◆ **Exercise requirements**:
Give every line below again, exactly.

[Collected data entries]
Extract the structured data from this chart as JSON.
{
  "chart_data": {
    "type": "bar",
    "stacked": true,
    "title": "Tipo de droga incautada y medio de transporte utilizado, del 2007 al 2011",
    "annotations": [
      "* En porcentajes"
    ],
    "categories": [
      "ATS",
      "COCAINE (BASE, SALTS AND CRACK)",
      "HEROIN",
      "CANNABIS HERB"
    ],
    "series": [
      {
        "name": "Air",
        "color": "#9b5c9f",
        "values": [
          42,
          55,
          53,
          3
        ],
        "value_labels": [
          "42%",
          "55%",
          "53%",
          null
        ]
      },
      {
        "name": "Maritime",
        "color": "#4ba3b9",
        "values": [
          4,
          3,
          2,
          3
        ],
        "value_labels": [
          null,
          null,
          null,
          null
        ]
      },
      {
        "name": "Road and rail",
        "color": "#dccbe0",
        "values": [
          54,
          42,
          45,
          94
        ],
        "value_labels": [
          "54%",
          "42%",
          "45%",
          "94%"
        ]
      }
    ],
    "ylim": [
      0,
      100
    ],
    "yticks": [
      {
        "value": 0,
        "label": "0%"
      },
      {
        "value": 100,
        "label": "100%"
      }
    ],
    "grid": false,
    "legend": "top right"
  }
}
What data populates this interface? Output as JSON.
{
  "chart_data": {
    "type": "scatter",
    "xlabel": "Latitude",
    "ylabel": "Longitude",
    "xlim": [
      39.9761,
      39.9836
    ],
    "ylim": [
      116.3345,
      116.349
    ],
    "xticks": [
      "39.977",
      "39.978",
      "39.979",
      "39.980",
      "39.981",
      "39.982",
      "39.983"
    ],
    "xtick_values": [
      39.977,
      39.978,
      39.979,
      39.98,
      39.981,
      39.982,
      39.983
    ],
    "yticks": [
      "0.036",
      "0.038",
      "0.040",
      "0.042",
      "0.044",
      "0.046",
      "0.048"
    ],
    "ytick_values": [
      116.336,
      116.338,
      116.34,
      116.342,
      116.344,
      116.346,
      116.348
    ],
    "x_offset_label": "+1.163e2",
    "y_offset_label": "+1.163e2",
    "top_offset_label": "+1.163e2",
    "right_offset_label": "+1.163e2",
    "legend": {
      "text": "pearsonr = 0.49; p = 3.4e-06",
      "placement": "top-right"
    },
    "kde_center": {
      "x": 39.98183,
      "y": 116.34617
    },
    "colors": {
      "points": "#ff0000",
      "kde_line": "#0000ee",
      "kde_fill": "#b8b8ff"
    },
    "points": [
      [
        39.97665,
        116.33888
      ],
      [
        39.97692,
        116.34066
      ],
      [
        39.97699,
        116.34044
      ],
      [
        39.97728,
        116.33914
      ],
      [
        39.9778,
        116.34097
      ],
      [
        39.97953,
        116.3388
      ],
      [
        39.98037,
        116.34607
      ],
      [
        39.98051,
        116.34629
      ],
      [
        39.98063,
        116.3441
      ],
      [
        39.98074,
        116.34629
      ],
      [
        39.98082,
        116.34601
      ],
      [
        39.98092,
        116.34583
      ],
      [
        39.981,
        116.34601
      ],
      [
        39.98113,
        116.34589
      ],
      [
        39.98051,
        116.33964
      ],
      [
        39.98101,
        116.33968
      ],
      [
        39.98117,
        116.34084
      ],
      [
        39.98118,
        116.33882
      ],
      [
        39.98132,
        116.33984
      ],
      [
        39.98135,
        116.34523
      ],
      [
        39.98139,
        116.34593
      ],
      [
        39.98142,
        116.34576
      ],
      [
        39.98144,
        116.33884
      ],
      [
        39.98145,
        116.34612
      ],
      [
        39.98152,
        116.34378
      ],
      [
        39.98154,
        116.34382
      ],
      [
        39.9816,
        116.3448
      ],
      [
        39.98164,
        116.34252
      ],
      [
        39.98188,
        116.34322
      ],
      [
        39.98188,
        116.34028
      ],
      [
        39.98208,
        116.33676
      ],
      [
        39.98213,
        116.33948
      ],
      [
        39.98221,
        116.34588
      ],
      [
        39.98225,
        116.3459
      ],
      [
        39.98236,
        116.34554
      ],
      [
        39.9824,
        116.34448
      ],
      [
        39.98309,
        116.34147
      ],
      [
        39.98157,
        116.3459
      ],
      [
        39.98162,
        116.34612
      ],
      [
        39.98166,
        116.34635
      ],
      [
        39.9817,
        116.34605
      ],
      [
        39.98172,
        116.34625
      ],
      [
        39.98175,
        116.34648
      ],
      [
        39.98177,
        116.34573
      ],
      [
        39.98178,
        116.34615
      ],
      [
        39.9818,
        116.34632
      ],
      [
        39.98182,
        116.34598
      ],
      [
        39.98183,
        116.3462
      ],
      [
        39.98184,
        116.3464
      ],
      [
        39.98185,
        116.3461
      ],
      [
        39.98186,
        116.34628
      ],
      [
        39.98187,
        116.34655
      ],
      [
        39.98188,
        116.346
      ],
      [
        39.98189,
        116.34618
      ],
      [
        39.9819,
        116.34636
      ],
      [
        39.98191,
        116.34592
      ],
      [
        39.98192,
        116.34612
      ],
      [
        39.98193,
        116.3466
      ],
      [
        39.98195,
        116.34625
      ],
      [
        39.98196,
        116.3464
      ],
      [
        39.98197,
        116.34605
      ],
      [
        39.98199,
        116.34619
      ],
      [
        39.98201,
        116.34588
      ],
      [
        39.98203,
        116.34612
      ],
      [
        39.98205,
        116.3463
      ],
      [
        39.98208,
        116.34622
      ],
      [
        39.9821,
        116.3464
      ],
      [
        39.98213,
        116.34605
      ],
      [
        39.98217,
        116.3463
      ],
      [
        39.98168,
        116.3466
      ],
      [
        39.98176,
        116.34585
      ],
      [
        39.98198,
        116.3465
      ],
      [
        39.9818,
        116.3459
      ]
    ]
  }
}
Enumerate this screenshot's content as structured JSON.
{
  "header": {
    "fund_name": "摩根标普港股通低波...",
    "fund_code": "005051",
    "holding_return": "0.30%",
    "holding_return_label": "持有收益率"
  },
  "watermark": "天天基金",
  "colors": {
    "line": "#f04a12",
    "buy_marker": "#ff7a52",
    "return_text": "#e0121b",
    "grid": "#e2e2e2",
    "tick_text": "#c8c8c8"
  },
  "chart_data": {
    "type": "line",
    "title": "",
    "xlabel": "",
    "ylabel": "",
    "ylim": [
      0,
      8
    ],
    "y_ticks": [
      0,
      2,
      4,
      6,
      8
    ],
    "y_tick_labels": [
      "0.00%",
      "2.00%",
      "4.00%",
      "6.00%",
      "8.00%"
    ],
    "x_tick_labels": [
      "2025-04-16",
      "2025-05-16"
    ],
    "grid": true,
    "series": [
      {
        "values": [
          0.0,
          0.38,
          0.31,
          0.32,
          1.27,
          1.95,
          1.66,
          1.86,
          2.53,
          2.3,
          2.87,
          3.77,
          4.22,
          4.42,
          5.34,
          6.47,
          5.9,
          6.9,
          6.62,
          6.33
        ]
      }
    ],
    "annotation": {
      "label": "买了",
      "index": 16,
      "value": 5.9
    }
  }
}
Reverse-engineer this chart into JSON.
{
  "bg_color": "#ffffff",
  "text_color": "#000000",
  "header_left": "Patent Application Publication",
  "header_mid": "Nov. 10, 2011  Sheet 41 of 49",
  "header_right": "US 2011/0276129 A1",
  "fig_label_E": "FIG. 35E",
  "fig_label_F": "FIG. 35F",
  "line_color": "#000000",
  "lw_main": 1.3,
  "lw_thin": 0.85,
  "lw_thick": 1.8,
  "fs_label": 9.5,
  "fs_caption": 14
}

◆ **Exercise answer**:
Extract the structured data from this chart as JSON.
{
  "chart_data": {
    "type": "bar",
    "stacked": true,
    "title": "Tipo de droga incautada y medio de transporte utilizado, del 2007 al 2011",
    "annotations": [
      "* En porcentajes"
    ],
    "categories": [
      "ATS",
      "COCAINE (BASE, SALTS AND CRACK)",
      "HEROIN",
      "CANNABIS HERB"
    ],
    "series": [
      {
        "name": "Air",
        "color": "#9b5c9f",
        "values": [
          42,
          55,
          53,
          3
        ],
        "value_labels": [
          "42%",
          "55%",
          "53%",
          null
        ]
      },
      {
        "name": "Maritime",
        "color": "#4ba3b9",
        "values": [
          4,
          3,
          2,
          3
        ],
        "value_labels": [
          null,
          null,
          null,
          null
        ]
      },
      {
        "name": "Road and rail",
        "color": "#dccbe0",
        "values": [
          54,
          42,
          45,
          94
        ],
        "value_labels": [
          "54%",
          "42%",
          "45%",
          "94%"
        ]
      }
    ],
    "ylim": [
      0,
      100
    ],
    "yticks": [
      {
        "value": 0,
        "label": "0%"
      },
      {
        "value": 100,
        "label": "100%"
      }
    ],
    "grid": false,
    "legend": "top right"
  }
}
What data populates this interface? Output as JSON.
{
  "chart_data": {
    "type": "scatter",
    "xlabel": "Latitude",
    "ylabel": "Longitude",
    "xlim": [
      39.9761,
      39.9836
    ],
    "ylim": [
      116.3345,
      116.349
    ],
    "xticks": [
      "39.977",
      "39.978",
      "39.979",
      "39.980",
      "39.981",
      "39.982",
      "39.983"
    ],
    "xtick_values": [
      39.977,
      39.978,
      39.979,
      39.98,
      39.981,
      39.982,
      39.983
    ],
    "yticks": [
      "0.036",
      "0.038",
      "0.040",
      "0.042",
      "0.044",
      "0.046",
      "0.048"
    ],
    "ytick_values": [
      116.336,
      116.338,
      116.34,
      116.342,
      116.344,
      116.346,
      116.348
    ],
    "x_offset_label": "+1.163e2",
    "y_offset_label": "+1.163e2",
    "top_offset_label": "+1.163e2",
    "right_offset_label": "+1.163e2",
    "legend": {
      "text": "pearsonr = 0.49; p = 3.4e-06",
      "placement": "top-right"
    },
    "kde_center": {
      "x": 39.98183,
      "y": 116.34617
    },
    "colors": {
      "points": "#ff0000",
      "kde_line": "#0000ee",
      "kde_fill": "#b8b8ff"
    },
    "points": [
      [
        39.97665,
        116.33888
      ],
      [
        39.97692,
        116.34066
      ],
      [
        39.97699,
        116.34044
      ],
      [
        39.97728,
        116.33914
      ],
      [
        39.9778,
        116.34097
      ],
      [
        39.97953,
        116.3388
      ],
      [
        39.98037,
        116.34607
      ],
      [
        39.98051,
        116.34629
      ],
      [
        39.98063,
        116.3441
      ],
      [
        39.98074,
        116.34629
      ],
      [
        39.98082,
        116.34601
      ],
      [
        39.98092,
        116.34583
      ],
      [
        39.981,
        116.34601
      ],
      [
        39.98113,
        116.34589
      ],
      [
        39.98051,
        116.33964
      ],
      [
        39.98101,
        116.33968
      ],
      [
        39.98117,
        116.34084
      ],
      [
        39.98118,
        116.33882
      ],
      [
        39.98132,
        116.33984
      ],
      [
        39.98135,
        116.34523
      ],
      [
        39.98139,
        116.34593
      ],
      [
        39.98142,
        116.34576
      ],
      [
        39.98144,
        116.33884
      ],
      [
        39.98145,
        116.34612
      ],
      [
        39.98152,
        116.34378
      ],
      [
        39.98154,
        116.34382
      ],
      [
        39.9816,
        116.3448
      ],
      [
        39.98164,
        116.34252
      ],
      [
        39.98188,
        116.34322
      ],
      [
        39.98188,
        116.34028
      ],
      [
        39.98208,
        116.33676
      ],
      [
        39.98213,
        116.33948
      ],
      [
        39.98221,
        116.34588
      ],
      [
        39.98225,
        116.3459
      ],
      [
        39.98236,
        116.34554
      ],
      [
        39.9824,
        116.34448
      ],
      [
        39.98309,
        116.34147
      ],
      [
        39.98157,
        116.3459
      ],
      [
        39.98162,
        116.34612
      ],
      [
        39.98166,
        116.34635
      ],
      [
        39.9817,
        116.34605
      ],
      [
        39.98172,
        116.34625
      ],
      [
        39.98175,
        116.34648
      ],
      [
        39.98177,
        116.34573
      ],
      [
        39.98178,
        116.34615
      ],
      [
        39.9818,
        116.34632
      ],
      [
        39.98182,
        116.34598
      ],
      [
        39.98183,
        116.3462
      ],
      [
        39.98184,
        116.3464
      ],
      [
        39.98185,
        116.3461
      ],
      [
        39.98186,
        116.34628
      ],
      [
        39.98187,
        116.34655
      ],
      [
        39.98188,
        116.346
      ],
      [
        39.98189,
        116.34618
      ],
      [
        39.9819,
        116.34636
      ],
      [
        39.98191,
        116.34592
      ],
      [
        39.98192,
        116.34612
      ],
      [
        39.98193,
        116.3466
      ],
      [
        39.98195,
        116.34625
      ],
      [
        39.98196,
        116.3464
      ],
      [
        39.98197,
        116.34605
      ],
      [
        39.98199,
        116.34619
      ],
      [
        39.98201,
        116.34588
      ],
      [
        39.98203,
        116.34612
      ],
      [
        39.98205,
        116.3463
      ],
      [
        39.98208,
        116.34622
      ],
      [
        39.9821,
        116.3464
      ],
      [
        39.98213,
        116.34605
      ],
      [
        39.98217,
        116.3463
      ],
      [
        39.98168,
        116.3466
      ],
      [
        39.98176,
        116.34585
      ],
      [
        39.98198,
        116.3465
      ],
      [
        39.9818,
        116.3459
      ]
    ]
  }
}
Enumerate this screenshot's content as structured JSON.
{
  "header": {
    "fund_name": "摩根标普港股通低波...",
    "fund_code": "005051",
    "holding_return": "0.30%",
    "holding_return_label": "持有收益率"
  },
  "watermark": "天天基金",
  "colors": {
    "line": "#f04a12",
    "buy_marker": "#ff7a52",
    "return_text": "#e0121b",
    "grid": "#e2e2e2",
    "tick_text": "#c8c8c8"
  },
  "chart_data": {
    "type": "line",
    "title": "",
    "xlabel": "",
    "ylabel": "",
    "ylim": [
      0,
      8
    ],
    "y_ticks": [
      0,
      2,
      4,
      6,
      8
    ],
    "y_tick_labels": [
      "0.00%",
      "2.00%",
      "4.00%",
      "6.00%",
      "8.00%"
    ],
    "x_tick_labels": [
      "2025-04-16",
      "2025-05-16"
    ],
    "grid": true,
    "series": [
      {
        "values": [
          0.0,
          0.38,
          0.31,
          0.32,
          1.27,
          1.95,
          1.66,
          1.86,
          2.53,
          2.3,
          2.87,
          3.77,
          4.22,
          4.42,
          5.34,
          6.47,
          5.9,
          6.9,
          6.62,
          6.33
        ]
      }
    ],
    "annotation": {
      "label": "买了",
      "index": 16,
      "value": 5.9
    }
  }
}
Reverse-engineer this chart into JSON.
{
  "bg_color": "#ffffff",
  "text_color": "#000000",
  "header_left": "Patent Application Publication",
  "header_mid": "Nov. 10, 2011  Sheet 41 of 49",
  "header_right": "US 2011/0276129 A1",
  "fig_label_E": "FIG. 35E",
  "fig_label_F": "FIG. 35F",
  "line_color": "#000000",
  "lw_main": 1.3,
  "lw_thin": 0.85,
  "lw_thick": 1.8,
  "fs_label": 9.5,
  "fs_caption": 14
}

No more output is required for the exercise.